- [WHAT YOU ARE ASKED TO DO] Give back each line below verbatim.
(GIVEN RECORDS Opens)
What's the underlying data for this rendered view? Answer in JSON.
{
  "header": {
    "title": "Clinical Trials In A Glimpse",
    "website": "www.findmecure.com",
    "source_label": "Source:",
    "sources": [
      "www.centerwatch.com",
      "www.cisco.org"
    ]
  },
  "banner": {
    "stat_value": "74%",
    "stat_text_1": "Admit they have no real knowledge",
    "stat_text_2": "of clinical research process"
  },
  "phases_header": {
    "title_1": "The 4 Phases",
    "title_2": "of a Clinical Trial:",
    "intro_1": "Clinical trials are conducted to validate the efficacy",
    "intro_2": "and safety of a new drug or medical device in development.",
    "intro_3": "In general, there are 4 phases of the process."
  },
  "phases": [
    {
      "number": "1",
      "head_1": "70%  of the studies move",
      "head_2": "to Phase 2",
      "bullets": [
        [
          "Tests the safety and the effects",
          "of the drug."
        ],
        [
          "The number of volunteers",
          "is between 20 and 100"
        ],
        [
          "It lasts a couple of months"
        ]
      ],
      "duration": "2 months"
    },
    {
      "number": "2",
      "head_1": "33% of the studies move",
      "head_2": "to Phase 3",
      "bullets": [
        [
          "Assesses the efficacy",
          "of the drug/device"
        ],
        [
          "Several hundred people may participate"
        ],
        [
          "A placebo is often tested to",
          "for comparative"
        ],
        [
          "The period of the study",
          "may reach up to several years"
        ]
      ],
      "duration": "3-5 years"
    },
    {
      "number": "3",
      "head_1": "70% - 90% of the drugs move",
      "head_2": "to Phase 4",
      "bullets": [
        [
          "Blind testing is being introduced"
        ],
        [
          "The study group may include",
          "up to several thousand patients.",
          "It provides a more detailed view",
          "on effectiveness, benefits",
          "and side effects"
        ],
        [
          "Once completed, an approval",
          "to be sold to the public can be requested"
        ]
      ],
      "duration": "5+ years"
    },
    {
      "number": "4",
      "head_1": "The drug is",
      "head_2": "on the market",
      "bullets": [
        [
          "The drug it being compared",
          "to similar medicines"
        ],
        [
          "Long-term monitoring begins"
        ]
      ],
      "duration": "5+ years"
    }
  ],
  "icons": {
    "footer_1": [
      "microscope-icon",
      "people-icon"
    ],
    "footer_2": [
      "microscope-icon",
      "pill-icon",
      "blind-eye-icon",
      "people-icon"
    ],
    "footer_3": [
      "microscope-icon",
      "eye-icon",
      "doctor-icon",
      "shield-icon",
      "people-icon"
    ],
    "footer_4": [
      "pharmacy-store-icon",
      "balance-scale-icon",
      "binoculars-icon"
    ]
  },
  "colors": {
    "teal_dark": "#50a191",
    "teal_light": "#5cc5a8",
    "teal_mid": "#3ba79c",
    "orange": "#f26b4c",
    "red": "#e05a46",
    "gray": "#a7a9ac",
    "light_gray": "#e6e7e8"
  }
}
(GIVEN RECORDS Closes)
- [OUTPUT]
What's the underlying data for this rendered view? Answer in JSON.
{
  "header": {
    "title": "Clinical Trials In A Glimpse",
    "website": "www.findmecure.com",
    "source_label": "Source:",
    "sources": [
      "www.centerwatch.com",
      "www.cisco.org"
    ]
  },
  "banner": {
    "stat_value": "74%",
    "stat_text_1": "Admit they have no real knowledge",
    "stat_text_2": "of clinical research process"
  },
  "phases_header": {
    "title_1": "The 4 Phases",
    "title_2": "of a Clinical Trial:",
    "intro_1": "Clinical trials are conducted to validate the efficacy",
    "intro_2": "and safety of a new drug or medical device in development.",
    "intro_3": "In general, there are 4 phases of the process."
  },
  "phases": [
    {
      "number": "1",
      "head_1": "70%  of the studies move",
      "head_2": "to Phase 2",
      "bullets": [
        [
          "Tests the safety and the effects",
          "of the drug."
        ],
        [
          "The number of volunteers",
          "is between 20 and 100"
        ],
        [
          "It lasts a couple of months"
        ]
      ],
      "duration": "2 months"
    },
    {
      "number": "2",
      "head_1": "33% of the studies move",
      "head_2": "to Phase 3",
      "bullets": [
        [
          "Assesses the efficacy",
          "of the drug/device"
        ],
        [
          "Several hundred people may participate"
        ],
        [
          "A placebo is often tested to",
          "for comparative"
        ],
        [
          "The period of the study",
          "may reach up to several years"
        ]
      ],
      "duration": "3-5 years"
    },
    {
      "number": "3",
      "head_1": "70% - 90% of the drugs move",
      "head_2": "to Phase 4",
      "bullets": [
        [
          "Blind testing is being introduced"
        ],
        [
          "The study group may include",
          "up to several thousand patients.",
          "It provides a more detailed view",
          "on effectiveness, benefits",
          "and side effects"
        ],
        [
          "Once completed, an approval",
          "to be sold to the public can be requested"
        ]
      ],
      "duration": "5+ years"
    },
    {
      "number": "4",
      "head_1": "The drug is",
      "head_2": "on the market",
      "bullets": [
        [
          "The drug it being compared",
          "to similar medicines"
        ],
        [
          "Long-term monitoring begins"
        ]
      ],
      "duration": "5+ years"
    }
  ],
  "icons": {
    "footer_1": [
      "microscope-icon",
      "people-icon"
    ],
    "footer_2": [
      "microscope-icon",
      "pill-icon",
      "blind-eye-icon",
      "people-icon"
    ],
    "footer_3": [
      "microscope-icon",
      "eye-icon",
      "doctor-icon",
      "shield-icon",
      "people-icon"
    ],
    "footer_4": [
      "pharmacy-store-icon",
      "balance-scale-icon",
      "binoculars-icon"
    ]
  },
  "colors": {
    "teal_dark": "#50a191",
    "teal_light": "#5cc5a8",
    "teal_mid": "#3ba79c",
    "orange": "#f26b4c",
    "red": "#e05a46",
    "gray": "#a7a9ac",
    "light_gray": "#e6e7e8"
  }
}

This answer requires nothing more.